Task requirements: Every entry below should be transcribed exactly; pictures stay out of the copy.

Data lines:
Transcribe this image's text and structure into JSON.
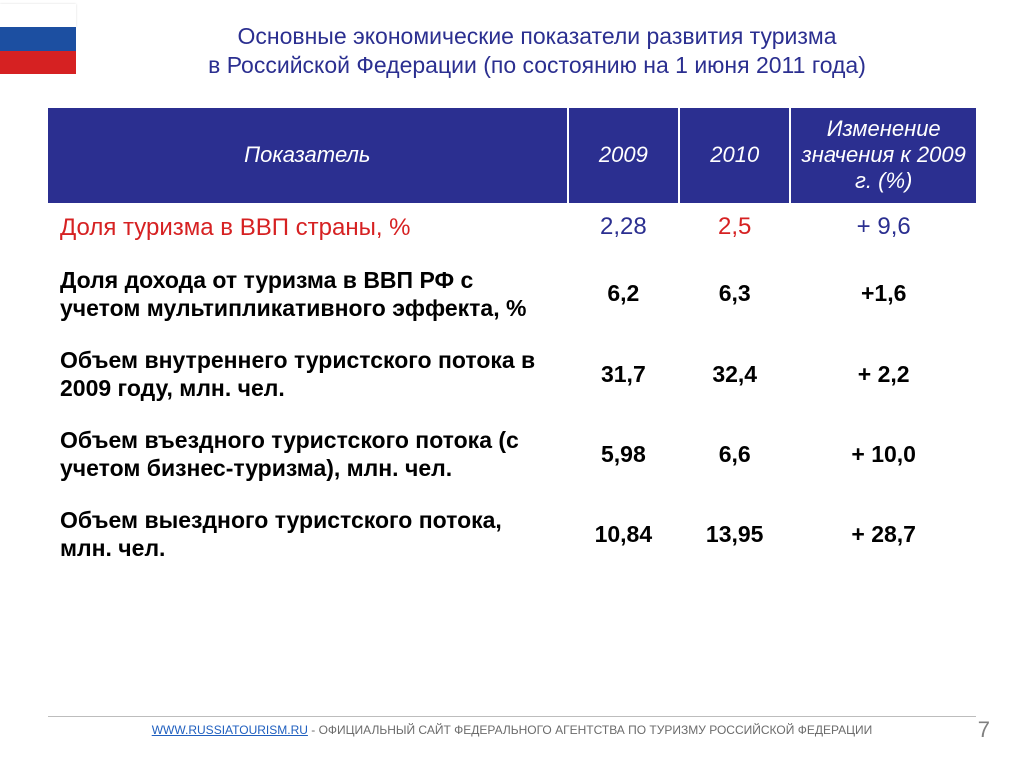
{
  "flag": {
    "colors": [
      "#ffffff",
      "#1c4fa1",
      "#d62122"
    ]
  },
  "title": {
    "line1": "Основные экономические показатели развития туризма",
    "line2": "в Российской Федерации (по состоянию на 1 июня 2011 года)",
    "color": "#2b2f90",
    "fontsize": 23
  },
  "table": {
    "header_bg": "#2b2f90",
    "header_color": "#ffffff",
    "columns": [
      "Показатель",
      "2009",
      "2010",
      "Изменение значения к 2009 г. (%)"
    ],
    "col_widths_pct": [
      56,
      12,
      12,
      20
    ],
    "rows": [
      {
        "label": "Доля туризма в ВВП страны, %",
        "y2009": "2,28",
        "y2010": "2,5",
        "change": "+ 9,6",
        "highlight": true
      },
      {
        "label": "Доля дохода от туризма в ВВП РФ с учетом мультипликативного эффекта, %",
        "y2009": "6,2",
        "y2010": "6,3",
        "change": "+1,6",
        "highlight": false
      },
      {
        "label": "Объем внутреннего туристского потока в 2009 году, млн. чел.",
        "y2009": "31,7",
        "y2010": "32,4",
        "change": "+ 2,2",
        "highlight": false
      },
      {
        "label": "Объем въездного туристского потока (с учетом бизнес-туризма), млн. чел.",
        "y2009": "5,98",
        "y2010": "6,6",
        "change": "+ 10,0",
        "highlight": false
      },
      {
        "label": "Объем выездного туристского потока, млн. чел.",
        "y2009": "10,84",
        "y2010": "13,95",
        "change": "+ 28,7",
        "highlight": false
      }
    ],
    "highlight_label_color": "#d62122",
    "highlight_2009_color": "#2b2f90",
    "highlight_2010_color": "#d62122",
    "highlight_change_color": "#2b2f90",
    "body_text_color": "#000000"
  },
  "footer": {
    "link_text": "WWW.RUSSIATOURISM.RU",
    "text": " - ОФИЦИАЛЬНЫЙ САЙТ ФЕДЕРАЛЬНОГО АГЕНТСТВА ПО ТУРИЗМУ РОССИЙСКОЙ ФЕДЕРАЦИИ",
    "link_color": "#1f5fbf",
    "text_color": "#6b6b6b"
  },
  "page_number": "7"
}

Finished task:
Transcribe this image's text and structure into JSON.
{
  "flag": {
    "colors": [
      "#ffffff",
      "#1c4fa1",
      "#d62122"
    ]
  },
  "title": {
    "line1": "Основные экономические показатели развития туризма",
    "line2": "в Российской Федерации (по состоянию на 1 июня 2011 года)",
    "color": "#2b2f90",
    "fontsize": 23
  },
  "table": {
    "header_bg": "#2b2f90",
    "header_color": "#ffffff",
    "columns": [
      "Показатель",
      "2009",
      "2010",
      "Изменение значения к 2009 г. (%)"
    ],
    "col_widths_pct": [
      56,
      12,
      12,
      20
    ],
    "rows": [
      {
        "label": "Доля туризма в ВВП страны, %",
        "y2009": "2,28",
        "y2010": "2,5",
        "change": "+ 9,6",
        "highlight": true
      },
      {
        "label": "Доля дохода от туризма в ВВП РФ с учетом мультипликативного эффекта, %",
        "y2009": "6,2",
        "y2010": "6,3",
        "change": "+1,6",
        "highlight": false
      },
      {
        "label": "Объем внутреннего туристского потока в 2009 году, млн. чел.",
        "y2009": "31,7",
        "y2010": "32,4",
        "change": "+ 2,2",
        "highlight": false
      },
      {
        "label": "Объем въездного туристского потока (с учетом бизнес-туризма), млн. чел.",
        "y2009": "5,98",
        "y2010": "6,6",
        "change": "+ 10,0",
        "highlight": false
      },
      {
        "label": "Объем выездного туристского потока, млн. чел.",
        "y2009": "10,84",
        "y2010": "13,95",
        "change": "+ 28,7",
        "highlight": false
      }
    ],
    "highlight_label_color": "#d62122",
    "highlight_2009_color": "#2b2f90",
    "highlight_2010_color": "#d62122",
    "highlight_change_color": "#2b2f90",
    "body_text_color": "#000000"
  },
  "footer": {
    "link_text": "WWW.RUSSIATOURISM.RU",
    "text": " - ОФИЦИАЛЬНЫЙ САЙТ ФЕДЕРАЛЬНОГО АГЕНТСТВА ПО ТУРИЗМУ РОССИЙСКОЙ ФЕДЕРАЦИИ",
    "link_color": "#1f5fbf",
    "text_color": "#6b6b6b"
  },
  "page_number": "7"
}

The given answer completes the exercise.